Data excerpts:
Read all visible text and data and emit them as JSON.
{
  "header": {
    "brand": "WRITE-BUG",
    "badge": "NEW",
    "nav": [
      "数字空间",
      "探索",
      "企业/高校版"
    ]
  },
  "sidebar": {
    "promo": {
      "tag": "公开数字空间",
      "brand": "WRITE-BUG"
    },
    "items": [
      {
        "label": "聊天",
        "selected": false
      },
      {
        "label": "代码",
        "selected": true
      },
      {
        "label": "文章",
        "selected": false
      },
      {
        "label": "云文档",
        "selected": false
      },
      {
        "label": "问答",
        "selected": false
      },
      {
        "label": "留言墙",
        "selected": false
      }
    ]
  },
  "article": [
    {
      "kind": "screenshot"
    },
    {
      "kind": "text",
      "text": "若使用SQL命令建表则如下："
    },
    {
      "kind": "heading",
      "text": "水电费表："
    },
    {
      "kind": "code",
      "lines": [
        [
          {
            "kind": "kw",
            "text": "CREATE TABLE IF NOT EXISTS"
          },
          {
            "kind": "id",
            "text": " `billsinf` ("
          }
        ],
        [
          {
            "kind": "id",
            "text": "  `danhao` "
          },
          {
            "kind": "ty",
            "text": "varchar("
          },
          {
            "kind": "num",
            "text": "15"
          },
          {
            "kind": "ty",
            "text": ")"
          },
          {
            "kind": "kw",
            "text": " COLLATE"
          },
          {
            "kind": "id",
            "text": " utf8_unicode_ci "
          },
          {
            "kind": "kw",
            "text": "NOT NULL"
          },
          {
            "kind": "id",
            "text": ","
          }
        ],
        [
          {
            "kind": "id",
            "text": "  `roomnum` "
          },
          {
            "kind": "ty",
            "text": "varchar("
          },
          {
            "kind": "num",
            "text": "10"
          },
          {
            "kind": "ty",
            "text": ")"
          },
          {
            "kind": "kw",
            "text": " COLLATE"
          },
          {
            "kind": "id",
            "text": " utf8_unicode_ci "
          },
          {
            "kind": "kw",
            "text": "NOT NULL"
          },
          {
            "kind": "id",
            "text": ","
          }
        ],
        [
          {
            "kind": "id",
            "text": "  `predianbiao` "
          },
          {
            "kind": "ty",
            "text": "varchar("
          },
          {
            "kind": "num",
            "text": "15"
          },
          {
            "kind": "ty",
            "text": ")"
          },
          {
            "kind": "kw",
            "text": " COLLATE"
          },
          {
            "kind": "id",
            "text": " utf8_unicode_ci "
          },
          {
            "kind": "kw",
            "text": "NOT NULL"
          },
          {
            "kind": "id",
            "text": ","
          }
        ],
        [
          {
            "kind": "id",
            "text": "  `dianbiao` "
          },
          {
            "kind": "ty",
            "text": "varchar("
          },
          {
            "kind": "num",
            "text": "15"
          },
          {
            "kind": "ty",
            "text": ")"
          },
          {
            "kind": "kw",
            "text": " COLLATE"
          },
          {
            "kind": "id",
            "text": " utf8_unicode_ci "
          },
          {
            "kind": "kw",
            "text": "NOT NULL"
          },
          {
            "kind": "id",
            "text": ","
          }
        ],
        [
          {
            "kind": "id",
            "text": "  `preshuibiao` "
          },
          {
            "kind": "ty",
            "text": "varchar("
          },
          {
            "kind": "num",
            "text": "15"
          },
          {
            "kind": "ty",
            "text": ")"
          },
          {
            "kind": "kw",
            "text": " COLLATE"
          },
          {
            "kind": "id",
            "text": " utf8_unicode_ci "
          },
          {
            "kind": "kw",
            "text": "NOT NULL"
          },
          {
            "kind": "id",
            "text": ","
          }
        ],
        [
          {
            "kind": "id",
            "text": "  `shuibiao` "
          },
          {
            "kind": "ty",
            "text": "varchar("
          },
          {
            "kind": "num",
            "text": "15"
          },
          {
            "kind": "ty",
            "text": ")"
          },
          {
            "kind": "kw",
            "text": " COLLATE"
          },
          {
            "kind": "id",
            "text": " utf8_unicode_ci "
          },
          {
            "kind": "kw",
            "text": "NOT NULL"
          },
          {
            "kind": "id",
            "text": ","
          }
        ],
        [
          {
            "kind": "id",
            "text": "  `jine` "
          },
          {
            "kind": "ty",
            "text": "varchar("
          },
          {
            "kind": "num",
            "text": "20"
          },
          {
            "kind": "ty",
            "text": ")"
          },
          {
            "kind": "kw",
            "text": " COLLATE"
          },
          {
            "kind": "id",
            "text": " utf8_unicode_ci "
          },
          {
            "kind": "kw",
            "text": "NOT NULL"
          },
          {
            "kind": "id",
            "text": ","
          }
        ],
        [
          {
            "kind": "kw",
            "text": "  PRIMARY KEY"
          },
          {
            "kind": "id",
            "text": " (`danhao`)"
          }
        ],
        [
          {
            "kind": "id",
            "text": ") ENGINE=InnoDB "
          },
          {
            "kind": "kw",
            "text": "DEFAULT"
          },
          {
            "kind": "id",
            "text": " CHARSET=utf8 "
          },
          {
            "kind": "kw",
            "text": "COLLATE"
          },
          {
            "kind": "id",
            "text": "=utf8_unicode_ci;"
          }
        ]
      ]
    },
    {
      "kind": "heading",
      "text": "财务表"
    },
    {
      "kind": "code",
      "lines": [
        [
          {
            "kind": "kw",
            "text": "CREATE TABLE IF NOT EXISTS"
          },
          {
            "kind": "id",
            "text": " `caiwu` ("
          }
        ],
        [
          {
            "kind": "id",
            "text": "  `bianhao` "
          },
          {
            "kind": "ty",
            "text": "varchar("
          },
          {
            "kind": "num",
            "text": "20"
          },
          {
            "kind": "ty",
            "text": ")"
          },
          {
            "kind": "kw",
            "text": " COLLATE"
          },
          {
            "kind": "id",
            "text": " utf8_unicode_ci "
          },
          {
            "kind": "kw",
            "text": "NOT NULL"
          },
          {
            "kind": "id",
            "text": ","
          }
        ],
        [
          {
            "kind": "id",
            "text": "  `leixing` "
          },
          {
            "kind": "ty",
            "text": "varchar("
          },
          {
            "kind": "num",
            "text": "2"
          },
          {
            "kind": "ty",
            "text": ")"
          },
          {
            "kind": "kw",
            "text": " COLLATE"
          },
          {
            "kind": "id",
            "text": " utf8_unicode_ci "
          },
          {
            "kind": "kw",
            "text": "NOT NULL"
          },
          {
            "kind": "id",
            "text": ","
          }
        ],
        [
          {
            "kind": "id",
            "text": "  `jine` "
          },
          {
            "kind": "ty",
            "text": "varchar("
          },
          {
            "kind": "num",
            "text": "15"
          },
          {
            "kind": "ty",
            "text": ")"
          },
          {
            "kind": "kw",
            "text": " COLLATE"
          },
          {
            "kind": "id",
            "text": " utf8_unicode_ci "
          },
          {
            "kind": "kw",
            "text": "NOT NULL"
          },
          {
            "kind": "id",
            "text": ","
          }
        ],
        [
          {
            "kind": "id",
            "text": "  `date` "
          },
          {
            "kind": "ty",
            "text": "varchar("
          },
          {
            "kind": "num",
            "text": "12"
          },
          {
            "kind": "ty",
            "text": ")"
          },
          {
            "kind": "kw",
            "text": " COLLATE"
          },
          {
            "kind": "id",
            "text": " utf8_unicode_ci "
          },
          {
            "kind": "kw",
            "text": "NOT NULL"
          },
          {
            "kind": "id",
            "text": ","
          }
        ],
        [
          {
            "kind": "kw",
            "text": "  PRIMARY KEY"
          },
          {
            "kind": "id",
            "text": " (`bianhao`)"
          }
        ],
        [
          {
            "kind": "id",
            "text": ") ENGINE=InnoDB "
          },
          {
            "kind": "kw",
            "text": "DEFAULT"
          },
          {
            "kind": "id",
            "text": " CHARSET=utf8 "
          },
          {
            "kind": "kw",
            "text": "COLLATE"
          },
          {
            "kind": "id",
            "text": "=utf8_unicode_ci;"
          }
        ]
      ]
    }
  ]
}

Exercise: Each line above must be reproduced exactly as it stands.

Exercise response:
Read all visible text and data and emit them as JSON.
{
  "header": {
    "brand": "WRITE-BUG",
    "badge": "NEW",
    "nav": [
      "数字空间",
      "探索",
      "企业/高校版"
    ]
  },
  "sidebar": {
    "promo": {
      "tag": "公开数字空间",
      "brand": "WRITE-BUG"
    },
    "items": [
      {
        "label": "聊天",
        "selected": false
      },
      {
        "label": "代码",
        "selected": true
      },
      {
        "label": "文章",
        "selected": false
      },
      {
        "label": "云文档",
        "selected": false
      },
      {
        "label": "问答",
        "selected": false
      },
      {
        "label": "留言墙",
        "selected": false
      }
    ]
  },
  "article": [
    {
      "kind": "screenshot"
    },
    {
      "kind": "text",
      "text": "若使用SQL命令建表则如下："
    },
    {
      "kind": "heading",
      "text": "水电费表："
    },
    {
      "kind": "code",
      "lines": [
        [
          {
            "kind": "kw",
            "text": "CREATE TABLE IF NOT EXISTS"
          },
          {
            "kind": "id",
            "text": " `billsinf` ("
          }
        ],
        [
          {
            "kind": "id",
            "text": "  `danhao` "
          },
          {
            "kind": "ty",
            "text": "varchar("
          },
          {
            "kind": "num",
            "text": "15"
          },
          {
            "kind": "ty",
            "text": ")"
          },
          {
            "kind": "kw",
            "text": " COLLATE"
          },
          {
            "kind": "id",
            "text": " utf8_unicode_ci "
          },
          {
            "kind": "kw",
            "text": "NOT NULL"
          },
          {
            "kind": "id",
            "text": ","
          }
        ],
        [
          {
            "kind": "id",
            "text": "  `roomnum` "
          },
          {
            "kind": "ty",
            "text": "varchar("
          },
          {
            "kind": "num",
            "text": "10"
          },
          {
            "kind": "ty",
            "text": ")"
          },
          {
            "kind": "kw",
            "text": " COLLATE"
          },
          {
            "kind": "id",
            "text": " utf8_unicode_ci "
          },
          {
            "kind": "kw",
            "text": "NOT NULL"
          },
          {
            "kind": "id",
            "text": ","
          }
        ],
        [
          {
            "kind": "id",
            "text": "  `predianbiao` "
          },
          {
            "kind": "ty",
            "text": "varchar("
          },
          {
            "kind": "num",
            "text": "15"
          },
          {
            "kind": "ty",
            "text": ")"
          },
          {
            "kind": "kw",
            "text": " COLLATE"
          },
          {
            "kind": "id",
            "text": " utf8_unicode_ci "
          },
          {
            "kind": "kw",
            "text": "NOT NULL"
          },
          {
            "kind": "id",
            "text": ","
          }
        ],
        [
          {
            "kind": "id",
            "text": "  `dianbiao` "
          },
          {
            "kind": "ty",
            "text": "varchar("
          },
          {
            "kind": "num",
            "text": "15"
          },
          {
            "kind": "ty",
            "text": ")"
          },
          {
            "kind": "kw",
            "text": " COLLATE"
          },
          {
            "kind": "id",
            "text": " utf8_unicode_ci "
          },
          {
            "kind": "kw",
            "text": "NOT NULL"
          },
          {
            "kind": "id",
            "text": ","
          }
        ],
        [
          {
            "kind": "id",
            "text": "  `preshuibiao` "
          },
          {
            "kind": "ty",
            "text": "varchar("
          },
          {
            "kind": "num",
            "text": "15"
          },
          {
            "kind": "ty",
            "text": ")"
          },
          {
            "kind": "kw",
            "text": " COLLATE"
          },
          {
            "kind": "id",
            "text": " utf8_unicode_ci "
          },
          {
            "kind": "kw",
            "text": "NOT NULL"
          },
          {
            "kind": "id",
            "text": ","
          }
        ],
        [
          {
            "kind": "id",
            "text": "  `shuibiao` "
          },
          {
            "kind": "ty",
            "text": "varchar("
          },
          {
            "kind": "num",
            "text": "15"
          },
          {
            "kind": "ty",
            "text": ")"
          },
          {
            "kind": "kw",
            "text": " COLLATE"
          },
          {
            "kind": "id",
            "text": " utf8_unicode_ci "
          },
          {
            "kind": "kw",
            "text": "NOT NULL"
          },
          {
            "kind": "id",
            "text": ","
          }
        ],
        [
          {
            "kind": "id",
            "text": "  `jine` "
          },
          {
            "kind": "ty",
            "text": "varchar("
          },
          {
            "kind": "num",
            "text": "20"
          },
          {
            "kind": "ty",
            "text": ")"
          },
          {
            "kind": "kw",
            "text": " COLLATE"
          },
          {
            "kind": "id",
            "text": " utf8_unicode_ci "
          },
          {
            "kind": "kw",
            "text": "NOT NULL"
          },
          {
            "kind": "id",
            "text": ","
          }
        ],
        [
          {
            "kind": "kw",
            "text": "  PRIMARY KEY"
          },
          {
            "kind": "id",
            "text": " (`danhao`)"
          }
        ],
        [
          {
            "kind": "id",
            "text": ") ENGINE=InnoDB "
          },
          {
            "kind": "kw",
            "text": "DEFAULT"
          },
          {
            "kind": "id",
            "text": " CHARSET=utf8 "
          },
          {
            "kind": "kw",
            "text": "COLLATE"
          },
          {
            "kind": "id",
            "text": "=utf8_unicode_ci;"
          }
        ]
      ]
    },
    {
      "kind": "heading",
      "text": "财务表"
    },
    {
      "kind": "code",
      "lines": [
        [
          {
            "kind": "kw",
            "text": "CREATE TABLE IF NOT EXISTS"
          },
          {
            "kind": "id",
            "text": " `caiwu` ("
          }
        ],
        [
          {
            "kind": "id",
            "text": "  `bianhao` "
          },
          {
            "kind": "ty",
            "text": "varchar("
          },
          {
            "kind": "num",
            "text": "20"
          },
          {
            "kind": "ty",
            "text": ")"
          },
          {
            "kind": "kw",
            "text": " COLLATE"
          },
          {
            "kind": "id",
            "text": " utf8_unicode_ci "
          },
          {
            "kind": "kw",
            "text": "NOT NULL"
          },
          {
            "kind": "id",
            "text": ","
          }
        ],
        [
          {
            "kind": "id",
            "text": "  `leixing` "
          },
          {
            "kind": "ty",
            "text": "varchar("
          },
          {
            "kind": "num",
            "text": "2"
          },
          {
            "kind": "ty",
            "text": ")"
          },
          {
            "kind": "kw",
            "text": " COLLATE"
          },
          {
            "kind": "id",
            "text": " utf8_unicode_ci "
          },
          {
            "kind": "kw",
            "text": "NOT NULL"
          },
          {
            "kind": "id",
            "text": ","
          }
        ],
        [
          {
            "kind": "id",
            "text": "  `jine` "
          },
          {
            "kind": "ty",
            "text": "varchar("
          },
          {
            "kind": "num",
            "text": "15"
          },
          {
            "kind": "ty",
            "text": ")"
          },
          {
            "kind": "kw",
            "text": " COLLATE"
          },
          {
            "kind": "id",
            "text": " utf8_unicode_ci "
          },
          {
            "kind": "kw",
            "text": "NOT NULL"
          },
          {
            "kind": "id",
            "text": ","
          }
        ],
        [
          {
            "kind": "id",
            "text": "  `date` "
          },
          {
            "kind": "ty",
            "text": "varchar("
          },
          {
            "kind": "num",
            "text": "12"
          },
          {
            "kind": "ty",
            "text": ")"
          },
          {
            "kind": "kw",
            "text": " COLLATE"
          },
          {
            "kind": "id",
            "text": " utf8_unicode_ci "
          },
          {
            "kind": "kw",
            "text": "NOT NULL"
          },
          {
            "kind": "id",
            "text": ","
          }
        ],
        [
          {
            "kind": "kw",
            "text": "  PRIMARY KEY"
          },
          {
            "kind": "id",
            "text": " (`bianhao`)"
          }
        ],
        [
          {
            "kind": "id",
            "text": ") ENGINE=InnoDB "
          },
          {
            "kind": "kw",
            "text": "DEFAULT"
          },
          {
            "kind": "id",
            "text": " CHARSET=utf8 "
          },
          {
            "kind": "kw",
            "text": "COLLATE"
          },
          {
            "kind": "id",
            "text": "=utf8_unicode_ci;"
          }
        ]
      ]
    }
  ]
}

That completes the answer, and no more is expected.